▸ **About this exercise**
Repeat the listing in full. Nothing may be added or left out.

+ + +

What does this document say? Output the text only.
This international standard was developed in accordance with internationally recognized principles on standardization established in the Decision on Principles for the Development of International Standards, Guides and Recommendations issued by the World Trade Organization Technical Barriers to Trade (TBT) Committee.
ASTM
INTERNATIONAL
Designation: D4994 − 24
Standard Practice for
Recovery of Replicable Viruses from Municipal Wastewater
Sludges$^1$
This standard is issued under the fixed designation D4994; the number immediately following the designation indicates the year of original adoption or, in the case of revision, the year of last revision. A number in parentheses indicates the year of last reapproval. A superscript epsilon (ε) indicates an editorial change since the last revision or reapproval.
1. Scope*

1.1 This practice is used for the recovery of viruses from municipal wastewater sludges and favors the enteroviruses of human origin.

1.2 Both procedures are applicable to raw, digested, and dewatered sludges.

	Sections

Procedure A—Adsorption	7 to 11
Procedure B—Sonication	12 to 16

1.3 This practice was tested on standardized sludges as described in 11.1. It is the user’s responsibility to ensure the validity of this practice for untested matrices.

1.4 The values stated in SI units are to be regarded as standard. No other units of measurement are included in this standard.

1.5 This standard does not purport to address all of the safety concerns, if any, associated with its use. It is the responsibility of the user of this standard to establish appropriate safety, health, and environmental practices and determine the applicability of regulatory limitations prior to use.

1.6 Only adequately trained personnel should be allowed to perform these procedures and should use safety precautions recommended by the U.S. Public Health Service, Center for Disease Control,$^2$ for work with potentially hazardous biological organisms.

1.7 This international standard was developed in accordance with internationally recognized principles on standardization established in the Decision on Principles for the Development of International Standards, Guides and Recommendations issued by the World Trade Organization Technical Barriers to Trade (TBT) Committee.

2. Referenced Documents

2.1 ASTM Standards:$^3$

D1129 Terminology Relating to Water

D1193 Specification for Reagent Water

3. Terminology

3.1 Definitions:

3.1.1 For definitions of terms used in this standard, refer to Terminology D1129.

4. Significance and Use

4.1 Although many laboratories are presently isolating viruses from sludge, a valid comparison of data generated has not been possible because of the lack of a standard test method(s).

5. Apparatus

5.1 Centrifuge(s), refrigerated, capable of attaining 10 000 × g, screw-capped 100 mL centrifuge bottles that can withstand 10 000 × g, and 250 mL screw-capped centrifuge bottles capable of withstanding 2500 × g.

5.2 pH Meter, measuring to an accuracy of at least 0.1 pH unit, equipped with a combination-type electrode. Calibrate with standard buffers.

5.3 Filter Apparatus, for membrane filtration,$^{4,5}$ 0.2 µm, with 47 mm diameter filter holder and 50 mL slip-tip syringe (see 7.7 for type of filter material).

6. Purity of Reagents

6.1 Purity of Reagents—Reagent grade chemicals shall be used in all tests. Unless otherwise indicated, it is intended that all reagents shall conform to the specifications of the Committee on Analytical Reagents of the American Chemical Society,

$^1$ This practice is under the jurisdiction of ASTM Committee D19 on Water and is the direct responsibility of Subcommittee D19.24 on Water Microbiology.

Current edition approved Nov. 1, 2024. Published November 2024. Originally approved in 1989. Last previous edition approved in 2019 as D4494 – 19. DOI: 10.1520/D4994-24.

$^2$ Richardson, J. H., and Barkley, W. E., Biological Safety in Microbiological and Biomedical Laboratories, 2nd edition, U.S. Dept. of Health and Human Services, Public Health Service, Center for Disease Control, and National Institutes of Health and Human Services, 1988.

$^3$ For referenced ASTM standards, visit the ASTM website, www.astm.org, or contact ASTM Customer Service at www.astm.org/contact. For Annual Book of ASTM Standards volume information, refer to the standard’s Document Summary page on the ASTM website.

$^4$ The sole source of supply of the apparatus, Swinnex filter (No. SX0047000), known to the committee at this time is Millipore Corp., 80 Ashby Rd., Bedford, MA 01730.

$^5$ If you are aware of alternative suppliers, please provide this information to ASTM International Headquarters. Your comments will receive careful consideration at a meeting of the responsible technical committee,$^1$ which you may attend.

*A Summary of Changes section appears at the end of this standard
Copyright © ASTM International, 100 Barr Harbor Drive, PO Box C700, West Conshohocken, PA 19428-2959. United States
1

+ + +

▸ **Written solution**
What does this document say? Output the text only.
This international standard was developed in accordance with internationally recognized principles on standardization established in the Decision on Principles for the Development of International Standards, Guides and Recommendations issued by the World Trade Organization Technical Barriers to Trade (TBT) Committee.
ASTM
INTERNATIONAL
Designation: D4994 − 24
Standard Practice for
Recovery of Replicable Viruses from Municipal Wastewater
Sludges$^1$
This standard is issued under the fixed designation D4994; the number immediately following the designation indicates the year of original adoption or, in the case of revision, the year of last revision. A number in parentheses indicates the year of last reapproval. A superscript epsilon (ε) indicates an editorial change since the last revision or reapproval.
1. Scope*

1.1 This practice is used for the recovery of viruses from municipal wastewater sludges and favors the enteroviruses of human origin.

1.2 Both procedures are applicable to raw, digested, and dewatered sludges.

	Sections

Procedure A—Adsorption	7 to 11
Procedure B—Sonication	12 to 16

1.3 This practice was tested on standardized sludges as described in 11.1. It is the user’s responsibility to ensure the validity of this practice for untested matrices.

1.4 The values stated in SI units are to be regarded as standard. No other units of measurement are included in this standard.

1.5 This standard does not purport to address all of the safety concerns, if any, associated with its use. It is the responsibility of the user of this standard to establish appropriate safety, health, and environmental practices and determine the applicability of regulatory limitations prior to use.

1.6 Only adequately trained personnel should be allowed to perform these procedures and should use safety precautions recommended by the U.S. Public Health Service, Center for Disease Control,$^2$ for work with potentially hazardous biological organisms.

1.7 This international standard was developed in accordance with internationally recognized principles on standardization established in the Decision on Principles for the Development of International Standards, Guides and Recommendations issued by the World Trade Organization Technical Barriers to Trade (TBT) Committee.

2. Referenced Documents

2.1 ASTM Standards:$^3$

D1129 Terminology Relating to Water

D1193 Specification for Reagent Water

3. Terminology

3.1 Definitions:

3.1.1 For definitions of terms used in this standard, refer to Terminology D1129.

4. Significance and Use

4.1 Although many laboratories are presently isolating viruses from sludge, a valid comparison of data generated has not been possible because of the lack of a standard test method(s).

5. Apparatus

5.1 Centrifuge(s), refrigerated, capable of attaining 10 000 × g, screw-capped 100 mL centrifuge bottles that can withstand 10 000 × g, and 250 mL screw-capped centrifuge bottles capable of withstanding 2500 × g.

5.2 pH Meter, measuring to an accuracy of at least 0.1 pH unit, equipped with a combination-type electrode. Calibrate with standard buffers.

5.3 Filter Apparatus, for membrane filtration,$^{4,5}$ 0.2 µm, with 47 mm diameter filter holder and 50 mL slip-tip syringe (see 7.7 for type of filter material).

6. Purity of Reagents

6.1 Purity of Reagents—Reagent grade chemicals shall be used in all tests. Unless otherwise indicated, it is intended that all reagents shall conform to the specifications of the Committee on Analytical Reagents of the American Chemical Society,

$^1$ This practice is under the jurisdiction of ASTM Committee D19 on Water and is the direct responsibility of Subcommittee D19.24 on Water Microbiology.

Current edition approved Nov. 1, 2024. Published November 2024. Originally approved in 1989. Last previous edition approved in 2019 as D4494 – 19. DOI: 10.1520/D4994-24.

$^2$ Richardson, J. H., and Barkley, W. E., Biological Safety in Microbiological and Biomedical Laboratories, 2nd edition, U.S. Dept. of Health and Human Services, Public Health Service, Center for Disease Control, and National Institutes of Health and Human Services, 1988.

$^3$ For referenced ASTM standards, visit the ASTM website, www.astm.org, or contact ASTM Customer Service at www.astm.org/contact. For Annual Book of ASTM Standards volume information, refer to the standard’s Document Summary page on the ASTM website.

$^4$ The sole source of supply of the apparatus, Swinnex filter (No. SX0047000), known to the committee at this time is Millipore Corp., 80 Ashby Rd., Bedford, MA 01730.

$^5$ If you are aware of alternative suppliers, please provide this information to ASTM International Headquarters. Your comments will receive careful consideration at a meeting of the responsible technical committee,$^1$ which you may attend.

*A Summary of Changes section appears at the end of this standard
Copyright © ASTM International, 100 Barr Harbor Drive, PO Box C700, West Conshohocken, PA 19428-2959. United States
1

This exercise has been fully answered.